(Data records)
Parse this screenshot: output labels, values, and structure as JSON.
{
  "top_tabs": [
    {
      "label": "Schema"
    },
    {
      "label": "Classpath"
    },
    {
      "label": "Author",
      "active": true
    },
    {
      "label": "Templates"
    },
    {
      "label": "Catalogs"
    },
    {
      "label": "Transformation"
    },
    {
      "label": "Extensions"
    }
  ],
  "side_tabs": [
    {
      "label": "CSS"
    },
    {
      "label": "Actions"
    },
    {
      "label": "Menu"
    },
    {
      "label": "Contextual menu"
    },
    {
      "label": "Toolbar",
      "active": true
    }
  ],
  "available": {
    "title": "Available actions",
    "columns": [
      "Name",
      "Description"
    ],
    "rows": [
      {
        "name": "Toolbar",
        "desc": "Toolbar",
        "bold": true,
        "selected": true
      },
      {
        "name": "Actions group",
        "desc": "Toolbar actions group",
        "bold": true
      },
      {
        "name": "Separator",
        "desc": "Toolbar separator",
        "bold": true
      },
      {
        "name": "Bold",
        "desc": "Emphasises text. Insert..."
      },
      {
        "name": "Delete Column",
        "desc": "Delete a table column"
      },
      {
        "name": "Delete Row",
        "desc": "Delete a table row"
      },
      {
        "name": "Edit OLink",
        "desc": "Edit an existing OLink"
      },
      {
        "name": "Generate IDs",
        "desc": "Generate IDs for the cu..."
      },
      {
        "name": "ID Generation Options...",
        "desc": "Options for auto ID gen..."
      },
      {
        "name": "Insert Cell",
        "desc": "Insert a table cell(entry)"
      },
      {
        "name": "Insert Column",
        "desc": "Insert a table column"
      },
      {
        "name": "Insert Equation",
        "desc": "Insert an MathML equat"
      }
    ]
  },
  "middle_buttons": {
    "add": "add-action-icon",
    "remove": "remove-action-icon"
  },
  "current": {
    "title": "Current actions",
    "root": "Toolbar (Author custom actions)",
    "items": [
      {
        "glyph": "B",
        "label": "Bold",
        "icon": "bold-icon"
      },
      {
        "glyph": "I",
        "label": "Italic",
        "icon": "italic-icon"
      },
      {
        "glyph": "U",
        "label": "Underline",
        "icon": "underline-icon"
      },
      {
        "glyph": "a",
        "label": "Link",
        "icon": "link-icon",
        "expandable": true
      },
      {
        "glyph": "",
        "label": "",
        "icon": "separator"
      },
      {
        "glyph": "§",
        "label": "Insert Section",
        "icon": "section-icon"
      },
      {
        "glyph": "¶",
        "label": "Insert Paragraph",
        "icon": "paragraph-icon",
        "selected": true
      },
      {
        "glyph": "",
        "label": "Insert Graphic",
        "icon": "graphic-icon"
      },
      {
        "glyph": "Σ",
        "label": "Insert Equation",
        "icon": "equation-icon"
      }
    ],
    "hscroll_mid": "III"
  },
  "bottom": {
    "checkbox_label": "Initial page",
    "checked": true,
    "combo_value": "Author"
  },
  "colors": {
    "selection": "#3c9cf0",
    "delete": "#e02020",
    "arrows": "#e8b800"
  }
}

What to produce | Copy each line that holds the word "Options".

Solved problem |
        "name": "ID Generation Options...",
        "desc": "Options for auto ID gen..."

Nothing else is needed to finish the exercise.